▸ **Set problem**
Quote every line of the data below as it stands, omitting pictures.
───── Records for processing
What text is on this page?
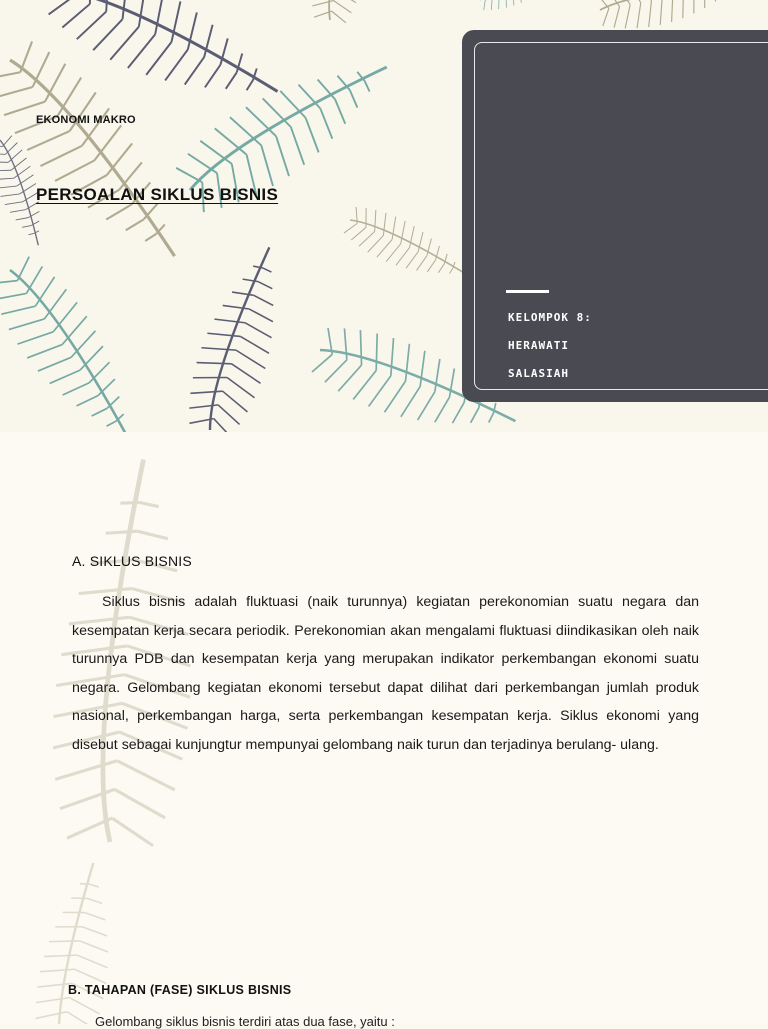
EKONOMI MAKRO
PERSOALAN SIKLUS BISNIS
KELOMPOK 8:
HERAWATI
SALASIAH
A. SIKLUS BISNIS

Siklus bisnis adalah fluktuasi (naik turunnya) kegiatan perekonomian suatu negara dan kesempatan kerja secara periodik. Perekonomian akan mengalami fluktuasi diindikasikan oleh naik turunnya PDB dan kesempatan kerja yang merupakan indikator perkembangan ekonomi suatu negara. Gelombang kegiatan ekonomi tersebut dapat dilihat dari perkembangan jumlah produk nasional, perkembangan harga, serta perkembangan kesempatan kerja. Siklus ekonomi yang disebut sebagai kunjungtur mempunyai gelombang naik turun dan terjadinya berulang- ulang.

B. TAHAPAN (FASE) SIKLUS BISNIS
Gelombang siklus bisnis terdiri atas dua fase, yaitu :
──────────
▸ **Answer to this exercise**
What text is on this page?
EKONOMI MAKRO
PERSOALAN SIKLUS BISNIS
KELOMPOK 8:
HERAWATI
SALASIAH
A. SIKLUS BISNIS

Siklus bisnis adalah fluktuasi (naik turunnya) kegiatan perekonomian suatu negara dan kesempatan kerja secara periodik. Perekonomian akan mengalami fluktuasi diindikasikan oleh naik turunnya PDB dan kesempatan kerja yang merupakan indikator perkembangan ekonomi suatu negara. Gelombang kegiatan ekonomi tersebut dapat dilihat dari perkembangan jumlah produk nasional, perkembangan harga, serta perkembangan kesempatan kerja. Siklus ekonomi yang disebut sebagai kunjungtur mempunyai gelombang naik turun dan terjadinya berulang- ulang.

B. TAHAPAN (FASE) SIKLUS BISNIS
Gelombang siklus bisnis terdiri atas dua fase, yaitu :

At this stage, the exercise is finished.